[Data entries]
[BEGIN]
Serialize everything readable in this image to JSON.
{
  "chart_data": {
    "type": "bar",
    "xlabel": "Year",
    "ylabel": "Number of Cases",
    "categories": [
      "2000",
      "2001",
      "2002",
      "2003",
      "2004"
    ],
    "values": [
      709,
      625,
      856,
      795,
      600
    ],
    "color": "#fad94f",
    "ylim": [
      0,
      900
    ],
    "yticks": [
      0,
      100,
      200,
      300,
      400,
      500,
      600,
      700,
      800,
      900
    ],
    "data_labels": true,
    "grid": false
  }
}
[END]
▸ **What is asked**: Above are the records; copy all of them exactly.

▸ **In response**:
Serialize everything readable in this image to JSON.
{
  "chart_data": {
    "type": "bar",
    "xlabel": "Year",
    "ylabel": "Number of Cases",
    "categories": [
      "2000",
      "2001",
      "2002",
      "2003",
      "2004"
    ],
    "values": [
      709,
      625,
      856,
      795,
      600
    ],
    "color": "#fad94f",
    "ylim": [
      0,
      900
    ],
    "yticks": [
      0,
      100,
      200,
      300,
      400,
      500,
      600,
      700,
      800,
      900
    ],
    "data_labels": true,
    "grid": false
  }
}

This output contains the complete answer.